_AIM_. Below are the records; reproduce all of them exactly but without any images.

_DATASET EXCERPTS_.
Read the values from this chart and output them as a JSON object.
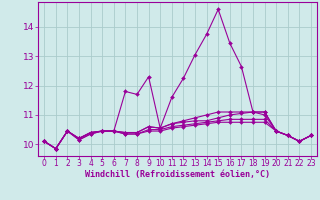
{
  "x": [
    0,
    1,
    2,
    3,
    4,
    5,
    6,
    7,
    8,
    9,
    10,
    11,
    12,
    13,
    14,
    15,
    16,
    17,
    18,
    19,
    20,
    21,
    22,
    23
  ],
  "series": [
    [
      10.1,
      9.85,
      10.45,
      10.2,
      10.4,
      10.45,
      10.45,
      11.8,
      11.7,
      12.3,
      10.55,
      11.6,
      12.25,
      13.05,
      13.75,
      14.6,
      13.45,
      12.65,
      11.1,
      11.1,
      10.45,
      10.3,
      10.1,
      10.3
    ],
    [
      10.1,
      9.85,
      10.45,
      10.2,
      10.4,
      10.45,
      10.45,
      10.4,
      10.4,
      10.6,
      10.55,
      10.7,
      10.8,
      10.9,
      11.0,
      11.1,
      11.1,
      11.1,
      11.1,
      11.1,
      10.45,
      10.3,
      10.1,
      10.3
    ],
    [
      10.1,
      9.85,
      10.45,
      10.2,
      10.4,
      10.45,
      10.45,
      10.4,
      10.4,
      10.6,
      10.55,
      10.7,
      10.75,
      10.8,
      10.8,
      10.9,
      11.0,
      11.05,
      11.1,
      11.0,
      10.45,
      10.3,
      10.1,
      10.3
    ],
    [
      10.1,
      9.85,
      10.45,
      10.15,
      10.35,
      10.45,
      10.45,
      10.35,
      10.35,
      10.5,
      10.5,
      10.6,
      10.65,
      10.7,
      10.75,
      10.8,
      10.85,
      10.85,
      10.85,
      10.85,
      10.45,
      10.3,
      10.1,
      10.3
    ],
    [
      10.1,
      9.85,
      10.45,
      10.15,
      10.35,
      10.45,
      10.45,
      10.35,
      10.35,
      10.45,
      10.45,
      10.55,
      10.6,
      10.65,
      10.7,
      10.75,
      10.75,
      10.75,
      10.75,
      10.75,
      10.45,
      10.3,
      10.1,
      10.3
    ]
  ],
  "line_color": "#990099",
  "bg_color": "#d0eaea",
  "grid_color": "#aacccc",
  "xlabel": "Windchill (Refroidissement éolien,°C)",
  "yticks": [
    10,
    11,
    12,
    13,
    14
  ],
  "ylim": [
    9.6,
    14.85
  ],
  "xlim": [
    -0.5,
    23.5
  ],
  "markersize": 2.0,
  "linewidth": 0.8,
  "xlabel_fontsize": 6.0,
  "tick_fontsize": 5.5,
  "ytick_fontsize": 6.5
}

_TASK SOLUTION_.
Read the values from this chart and output them as a JSON object.
{
  "x": [
    0,
    1,
    2,
    3,
    4,
    5,
    6,
    7,
    8,
    9,
    10,
    11,
    12,
    13,
    14,
    15,
    16,
    17,
    18,
    19,
    20,
    21,
    22,
    23
  ],
  "series": [
    [
      10.1,
      9.85,
      10.45,
      10.2,
      10.4,
      10.45,
      10.45,
      11.8,
      11.7,
      12.3,
      10.55,
      11.6,
      12.25,
      13.05,
      13.75,
      14.6,
      13.45,
      12.65,
      11.1,
      11.1,
      10.45,
      10.3,
      10.1,
      10.3
    ],
    [
      10.1,
      9.85,
      10.45,
      10.2,
      10.4,
      10.45,
      10.45,
      10.4,
      10.4,
      10.6,
      10.55,
      10.7,
      10.8,
      10.9,
      11.0,
      11.1,
      11.1,
      11.1,
      11.1,
      11.1,
      10.45,
      10.3,
      10.1,
      10.3
    ],
    [
      10.1,
      9.85,
      10.45,
      10.2,
      10.4,
      10.45,
      10.45,
      10.4,
      10.4,
      10.6,
      10.55,
      10.7,
      10.75,
      10.8,
      10.8,
      10.9,
      11.0,
      11.05,
      11.1,
      11.0,
      10.45,
      10.3,
      10.1,
      10.3
    ],
    [
      10.1,
      9.85,
      10.45,
      10.15,
      10.35,
      10.45,
      10.45,
      10.35,
      10.35,
      10.5,
      10.5,
      10.6,
      10.65,
      10.7,
      10.75,
      10.8,
      10.85,
      10.85,
      10.85,
      10.85,
      10.45,
      10.3,
      10.1,
      10.3
    ],
    [
      10.1,
      9.85,
      10.45,
      10.15,
      10.35,
      10.45,
      10.45,
      10.35,
      10.35,
      10.45,
      10.45,
      10.55,
      10.6,
      10.65,
      10.7,
      10.75,
      10.75,
      10.75,
      10.75,
      10.75,
      10.45,
      10.3,
      10.1,
      10.3
    ]
  ],
  "line_color": "#990099",
  "bg_color": "#d0eaea",
  "grid_color": "#aacccc",
  "xlabel": "Windchill (Refroidissement éolien,°C)",
  "yticks": [
    10,
    11,
    12,
    13,
    14
  ],
  "ylim": [
    9.6,
    14.85
  ],
  "xlim": [
    -0.5,
    23.5
  ],
  "markersize": 2.0,
  "linewidth": 0.8,
  "xlabel_fontsize": 6.0,
  "tick_fontsize": 5.5,
  "ytick_fontsize": 6.5
}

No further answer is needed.